-- Data entries for graphics --
--

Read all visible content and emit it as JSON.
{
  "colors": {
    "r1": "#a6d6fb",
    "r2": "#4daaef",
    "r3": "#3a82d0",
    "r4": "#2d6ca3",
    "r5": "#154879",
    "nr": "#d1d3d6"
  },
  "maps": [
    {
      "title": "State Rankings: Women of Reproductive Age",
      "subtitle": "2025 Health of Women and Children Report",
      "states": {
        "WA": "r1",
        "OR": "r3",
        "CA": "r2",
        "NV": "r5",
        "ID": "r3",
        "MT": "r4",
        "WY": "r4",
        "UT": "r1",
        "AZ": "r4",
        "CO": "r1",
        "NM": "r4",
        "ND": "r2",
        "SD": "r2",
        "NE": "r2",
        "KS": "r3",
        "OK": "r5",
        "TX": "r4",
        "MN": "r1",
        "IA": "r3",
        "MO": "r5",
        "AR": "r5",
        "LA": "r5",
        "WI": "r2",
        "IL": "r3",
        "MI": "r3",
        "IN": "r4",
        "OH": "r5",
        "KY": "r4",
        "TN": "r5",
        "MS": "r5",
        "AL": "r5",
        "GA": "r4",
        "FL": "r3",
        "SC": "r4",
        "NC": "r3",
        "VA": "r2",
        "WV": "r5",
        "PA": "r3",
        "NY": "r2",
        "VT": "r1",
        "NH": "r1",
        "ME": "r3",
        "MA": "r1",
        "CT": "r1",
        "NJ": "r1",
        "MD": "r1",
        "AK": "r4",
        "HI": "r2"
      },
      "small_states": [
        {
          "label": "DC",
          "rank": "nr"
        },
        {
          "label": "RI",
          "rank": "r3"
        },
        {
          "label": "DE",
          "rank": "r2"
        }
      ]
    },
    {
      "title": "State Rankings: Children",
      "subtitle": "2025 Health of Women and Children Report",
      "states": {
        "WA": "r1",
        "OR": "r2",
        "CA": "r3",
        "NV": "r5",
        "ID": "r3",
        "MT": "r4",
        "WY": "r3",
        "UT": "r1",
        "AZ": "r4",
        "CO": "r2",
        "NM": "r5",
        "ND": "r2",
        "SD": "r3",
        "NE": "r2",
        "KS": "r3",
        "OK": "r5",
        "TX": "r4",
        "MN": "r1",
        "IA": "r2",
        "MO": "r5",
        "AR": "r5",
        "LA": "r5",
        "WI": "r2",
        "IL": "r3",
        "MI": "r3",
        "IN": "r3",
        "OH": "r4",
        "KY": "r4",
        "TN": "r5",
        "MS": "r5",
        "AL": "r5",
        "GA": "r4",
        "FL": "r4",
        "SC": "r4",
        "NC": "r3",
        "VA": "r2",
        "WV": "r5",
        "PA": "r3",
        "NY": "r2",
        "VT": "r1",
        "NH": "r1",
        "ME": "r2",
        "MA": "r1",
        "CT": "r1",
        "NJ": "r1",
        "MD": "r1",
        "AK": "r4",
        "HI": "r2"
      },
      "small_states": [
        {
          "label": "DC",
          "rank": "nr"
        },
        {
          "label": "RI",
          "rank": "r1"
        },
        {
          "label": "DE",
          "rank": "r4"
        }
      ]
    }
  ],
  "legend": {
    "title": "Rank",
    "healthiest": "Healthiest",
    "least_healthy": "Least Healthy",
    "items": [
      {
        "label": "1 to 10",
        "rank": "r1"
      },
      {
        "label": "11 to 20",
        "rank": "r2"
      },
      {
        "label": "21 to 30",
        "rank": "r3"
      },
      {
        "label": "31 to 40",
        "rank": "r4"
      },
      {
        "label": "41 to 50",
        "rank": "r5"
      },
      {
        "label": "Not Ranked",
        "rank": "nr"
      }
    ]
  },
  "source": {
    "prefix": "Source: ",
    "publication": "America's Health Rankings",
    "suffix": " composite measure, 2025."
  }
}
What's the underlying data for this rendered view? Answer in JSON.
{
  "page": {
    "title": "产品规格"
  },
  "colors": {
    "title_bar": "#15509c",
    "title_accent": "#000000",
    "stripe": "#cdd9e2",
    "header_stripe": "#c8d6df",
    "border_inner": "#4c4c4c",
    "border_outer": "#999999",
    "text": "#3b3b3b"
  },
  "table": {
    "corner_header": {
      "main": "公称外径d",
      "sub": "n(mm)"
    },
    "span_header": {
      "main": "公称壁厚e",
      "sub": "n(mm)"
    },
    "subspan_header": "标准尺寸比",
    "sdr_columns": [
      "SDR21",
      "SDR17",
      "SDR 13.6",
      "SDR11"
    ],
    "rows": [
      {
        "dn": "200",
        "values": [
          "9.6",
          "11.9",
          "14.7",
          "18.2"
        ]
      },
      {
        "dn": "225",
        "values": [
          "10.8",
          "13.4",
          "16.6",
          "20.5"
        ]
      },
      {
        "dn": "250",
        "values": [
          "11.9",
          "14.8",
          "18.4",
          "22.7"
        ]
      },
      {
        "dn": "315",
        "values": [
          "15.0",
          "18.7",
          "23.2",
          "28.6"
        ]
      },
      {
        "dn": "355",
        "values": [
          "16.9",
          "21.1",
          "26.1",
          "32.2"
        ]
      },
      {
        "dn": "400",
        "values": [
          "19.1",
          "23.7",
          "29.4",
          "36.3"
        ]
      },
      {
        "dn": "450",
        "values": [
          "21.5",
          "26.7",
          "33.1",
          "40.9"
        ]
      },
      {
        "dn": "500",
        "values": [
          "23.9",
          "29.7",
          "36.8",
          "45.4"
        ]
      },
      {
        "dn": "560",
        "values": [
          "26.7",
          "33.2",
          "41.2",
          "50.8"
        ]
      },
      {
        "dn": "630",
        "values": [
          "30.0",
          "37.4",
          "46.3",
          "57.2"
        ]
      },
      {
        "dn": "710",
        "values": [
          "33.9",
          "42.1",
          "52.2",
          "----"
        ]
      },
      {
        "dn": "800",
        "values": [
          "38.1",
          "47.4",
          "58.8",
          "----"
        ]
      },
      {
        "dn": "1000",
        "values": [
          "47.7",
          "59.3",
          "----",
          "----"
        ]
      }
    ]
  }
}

--

-- Requirement --
Repeat the listing exactly, from its first line to its last.

-- Correct output --
Read all visible content and emit it as JSON.
{
  "colors": {
    "r1": "#a6d6fb",
    "r2": "#4daaef",
    "r3": "#3a82d0",
    "r4": "#2d6ca3",
    "r5": "#154879",
    "nr": "#d1d3d6"
  },
  "maps": [
    {
      "title": "State Rankings: Women of Reproductive Age",
      "subtitle": "2025 Health of Women and Children Report",
      "states": {
        "WA": "r1",
        "OR": "r3",
        "CA": "r2",
        "NV": "r5",
        "ID": "r3",
        "MT": "r4",
        "WY": "r4",
        "UT": "r1",
        "AZ": "r4",
        "CO": "r1",
        "NM": "r4",
        "ND": "r2",
        "SD": "r2",
        "NE": "r2",
        "KS": "r3",
        "OK": "r5",
        "TX": "r4",
        "MN": "r1",
        "IA": "r3",
        "MO": "r5",
        "AR": "r5",
        "LA": "r5",
        "WI": "r2",
        "IL": "r3",
        "MI": "r3",
        "IN": "r4",
        "OH": "r5",
        "KY": "r4",
        "TN": "r5",
        "MS": "r5",
        "AL": "r5",
        "GA": "r4",
        "FL": "r3",
        "SC": "r4",
        "NC": "r3",
        "VA": "r2",
        "WV": "r5",
        "PA": "r3",
        "NY": "r2",
        "VT": "r1",
        "NH": "r1",
        "ME": "r3",
        "MA": "r1",
        "CT": "r1",
        "NJ": "r1",
        "MD": "r1",
        "AK": "r4",
        "HI": "r2"
      },
      "small_states": [
        {
          "label": "DC",
          "rank": "nr"
        },
        {
          "label": "RI",
          "rank": "r3"
        },
        {
          "label": "DE",
          "rank": "r2"
        }
      ]
    },
    {
      "title": "State Rankings: Children",
      "subtitle": "2025 Health of Women and Children Report",
      "states": {
        "WA": "r1",
        "OR": "r2",
        "CA": "r3",
        "NV": "r5",
        "ID": "r3",
        "MT": "r4",
        "WY": "r3",
        "UT": "r1",
        "AZ": "r4",
        "CO": "r2",
        "NM": "r5",
        "ND": "r2",
        "SD": "r3",
        "NE": "r2",
        "KS": "r3",
        "OK": "r5",
        "TX": "r4",
        "MN": "r1",
        "IA": "r2",
        "MO": "r5",
        "AR": "r5",
        "LA": "r5",
        "WI": "r2",
        "IL": "r3",
        "MI": "r3",
        "IN": "r3",
        "OH": "r4",
        "KY": "r4",
        "TN": "r5",
        "MS": "r5",
        "AL": "r5",
        "GA": "r4",
        "FL": "r4",
        "SC": "r4",
        "NC": "r3",
        "VA": "r2",
        "WV": "r5",
        "PA": "r3",
        "NY": "r2",
        "VT": "r1",
        "NH": "r1",
        "ME": "r2",
        "MA": "r1",
        "CT": "r1",
        "NJ": "r1",
        "MD": "r1",
        "AK": "r4",
        "HI": "r2"
      },
      "small_states": [
        {
          "label": "DC",
          "rank": "nr"
        },
        {
          "label": "RI",
          "rank": "r1"
        },
        {
          "label": "DE",
          "rank": "r4"
        }
      ]
    }
  ],
  "legend": {
    "title": "Rank",
    "healthiest": "Healthiest",
    "least_healthy": "Least Healthy",
    "items": [
      {
        "label": "1 to 10",
        "rank": "r1"
      },
      {
        "label": "11 to 20",
        "rank": "r2"
      },
      {
        "label": "21 to 30",
        "rank": "r3"
      },
      {
        "label": "31 to 40",
        "rank": "r4"
      },
      {
        "label": "41 to 50",
        "rank": "r5"
      },
      {
        "label": "Not Ranked",
        "rank": "nr"
      }
    ]
  },
  "source": {
    "prefix": "Source: ",
    "publication": "America's Health Rankings",
    "suffix": " composite measure, 2025."
  }
}
What's the underlying data for this rendered view? Answer in JSON.
{
  "page": {
    "title": "产品规格"
  },
  "colors": {
    "title_bar": "#15509c",
    "title_accent": "#000000",
    "stripe": "#cdd9e2",
    "header_stripe": "#c8d6df",
    "border_inner": "#4c4c4c",
    "border_outer": "#999999",
    "text": "#3b3b3b"
  },
  "table": {
    "corner_header": {
      "main": "公称外径d",
      "sub": "n(mm)"
    },
    "span_header": {
      "main": "公称壁厚e",
      "sub": "n(mm)"
    },
    "subspan_header": "标准尺寸比",
    "sdr_columns": [
      "SDR21",
      "SDR17",
      "SDR 13.6",
      "SDR11"
    ],
    "rows": [
      {
        "dn": "200",
        "values": [
          "9.6",
          "11.9",
          "14.7",
          "18.2"
        ]
      },
      {
        "dn": "225",
        "values": [
          "10.8",
          "13.4",
          "16.6",
          "20.5"
        ]
      },
      {
        "dn": "250",
        "values": [
          "11.9",
          "14.8",
          "18.4",
          "22.7"
        ]
      },
      {
        "dn": "315",
        "values": [
          "15.0",
          "18.7",
          "23.2",
          "28.6"
        ]
      },
      {
        "dn": "355",
        "values": [
          "16.9",
          "21.1",
          "26.1",
          "32.2"
        ]
      },
      {
        "dn": "400",
        "values": [
          "19.1",
          "23.7",
          "29.4",
          "36.3"
        ]
      },
      {
        "dn": "450",
        "values": [
          "21.5",
          "26.7",
          "33.1",
          "40.9"
        ]
      },
      {
        "dn": "500",
        "values": [
          "23.9",
          "29.7",
          "36.8",
          "45.4"
        ]
      },
      {
        "dn": "560",
        "values": [
          "26.7",
          "33.2",
          "41.2",
          "50.8"
        ]
      },
      {
        "dn": "630",
        "values": [
          "30.0",
          "37.4",
          "46.3",
          "57.2"
        ]
      },
      {
        "dn": "710",
        "values": [
          "33.9",
          "42.1",
          "52.2",
          "----"
        ]
      },
      {
        "dn": "800",
        "values": [
          "38.1",
          "47.4",
          "58.8",
          "----"
        ]
      },
      {
        "dn": "1000",
        "values": [
          "47.7",
          "59.3",
          "----",
          "----"
        ]
      }
    ]
  }
}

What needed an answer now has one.